Task directions: Skip the pictures and quote all of the lines exactly.

:: Records to process

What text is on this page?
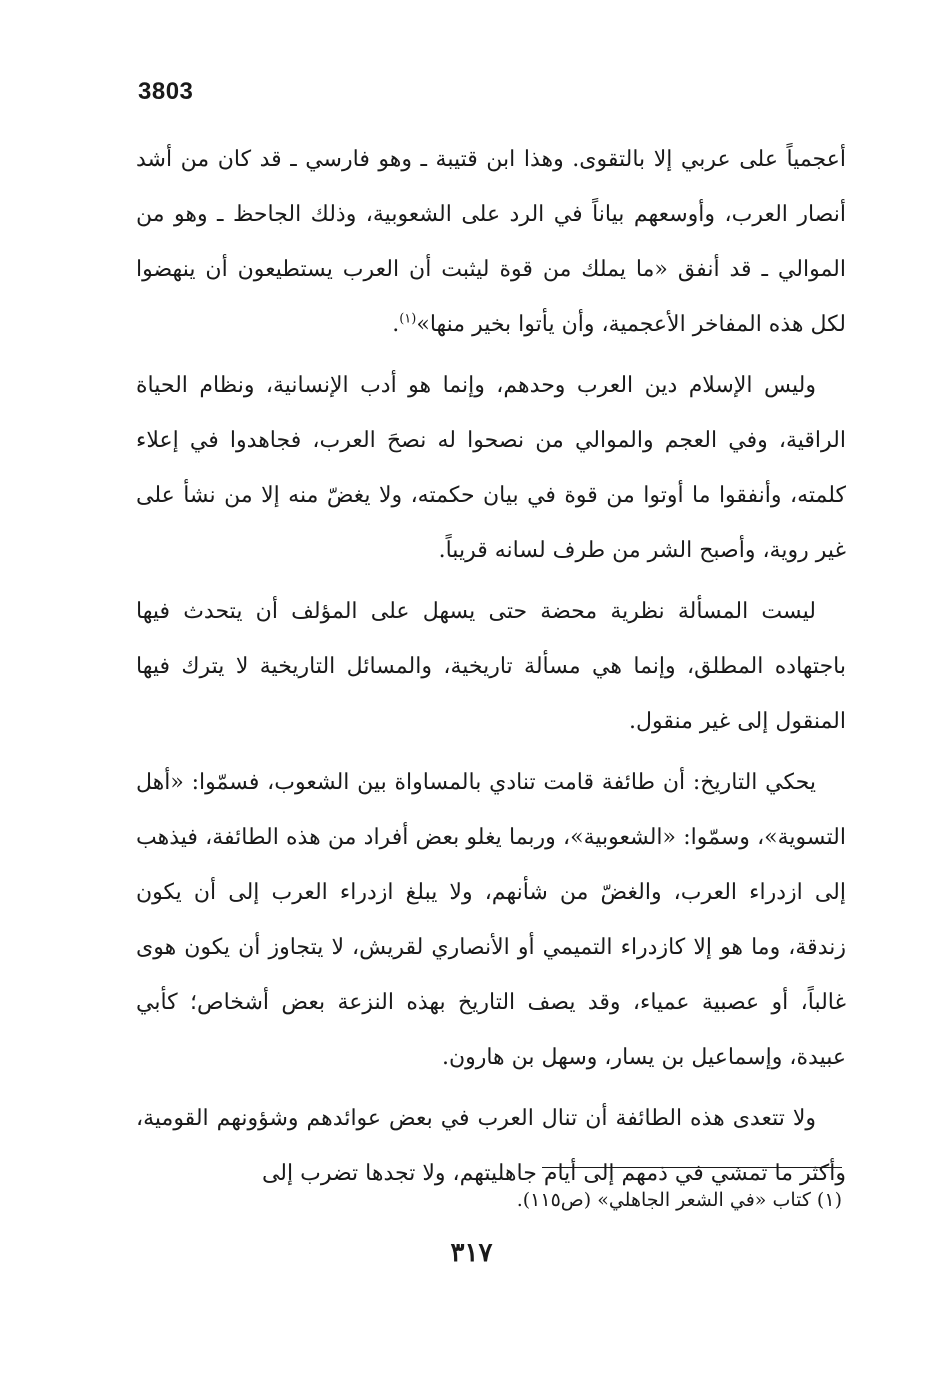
3803

أعجمياً على عربي إلا بالتقوى. وهذا ابن قتيبة ـ وهو فارسي ـ قد كان من أشد أنصار العرب، وأوسعهم بياناً في الرد على الشعوبية، وذلك الجاحظ ـ وهو من الموالي ـ قد أنفق «ما يملك من قوة ليثبت أن العرب يستطيعون أن ينهضوا لكل هذه المفاخر الأعجمية، وأن يأتوا بخير منها»$^{(١)}$.

وليس الإسلام دين العرب وحدهم، وإنما هو أدب الإنسانية، ونظام الحياة الراقية، وفي العجم والموالي من نصحوا له نصحَ العرب، فجاهدوا في إعلاء كلمته، وأنفقوا ما أوتوا من قوة في بيان حكمته، ولا يغضّ منه إلا من نشأ على غير روية، وأصبح الشر من طرف لسانه قريباً.

ليست المسألة نظرية محضة حتى يسهل على المؤلف أن يتحدث فيها باجتهاده المطلق، وإنما هي مسألة تاريخية، والمسائل التاريخية لا يترك فيها المنقول إلى غير منقول.

يحكي التاريخ: أن طائفة قامت تنادي بالمساواة بين الشعوب، فسمّوا: «أهل التسوية»، وسمّوا: «الشعوبية»، وربما يغلو بعض أفراد من هذه الطائفة، فيذهب إلى ازدراء العرب، والغضّ من شأنهم، ولا يبلغ ازدراء العرب إلى أن يكون زندقة، وما هو إلا كازدراء التميمي أو الأنصاري لقريش، لا يتجاوز أن يكون هوى غالباً، أو عصبية عمياء، وقد يصف التاريخ بهذه النزعة بعض أشخاص؛ كأبي عبيدة، وإسماعيل بن يسار، وسهل بن هارون.

ولا تتعدى هذه الطائفة أن تنال العرب في بعض عوائدهم وشؤونهم القومية، وأكثر ما تمشي في ذمهم إلى أيام جاهليتهم، ولا تجدها تضرب إلى

(١) كتاب «في الشعر الجاهلي» (ص١١٥).
٣١٧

::::

Response:
What text is on this page?
3803

أعجمياً على عربي إلا بالتقوى. وهذا ابن قتيبة ـ وهو فارسي ـ قد كان من أشد أنصار العرب، وأوسعهم بياناً في الرد على الشعوبية، وذلك الجاحظ ـ وهو من الموالي ـ قد أنفق «ما يملك من قوة ليثبت أن العرب يستطيعون أن ينهضوا لكل هذه المفاخر الأعجمية، وأن يأتوا بخير منها»$^{(١)}$.

وليس الإسلام دين العرب وحدهم، وإنما هو أدب الإنسانية، ونظام الحياة الراقية، وفي العجم والموالي من نصحوا له نصحَ العرب، فجاهدوا في إعلاء كلمته، وأنفقوا ما أوتوا من قوة في بيان حكمته، ولا يغضّ منه إلا من نشأ على غير روية، وأصبح الشر من طرف لسانه قريباً.

ليست المسألة نظرية محضة حتى يسهل على المؤلف أن يتحدث فيها باجتهاده المطلق، وإنما هي مسألة تاريخية، والمسائل التاريخية لا يترك فيها المنقول إلى غير منقول.

يحكي التاريخ: أن طائفة قامت تنادي بالمساواة بين الشعوب، فسمّوا: «أهل التسوية»، وسمّوا: «الشعوبية»، وربما يغلو بعض أفراد من هذه الطائفة، فيذهب إلى ازدراء العرب، والغضّ من شأنهم، ولا يبلغ ازدراء العرب إلى أن يكون زندقة، وما هو إلا كازدراء التميمي أو الأنصاري لقريش، لا يتجاوز أن يكون هوى غالباً، أو عصبية عمياء، وقد يصف التاريخ بهذه النزعة بعض أشخاص؛ كأبي عبيدة، وإسماعيل بن يسار، وسهل بن هارون.

ولا تتعدى هذه الطائفة أن تنال العرب في بعض عوائدهم وشؤونهم القومية، وأكثر ما تمشي في ذمهم إلى أيام جاهليتهم، ولا تجدها تضرب إلى

(١) كتاب «في الشعر الجاهلي» (ص١١٥).
٣١٧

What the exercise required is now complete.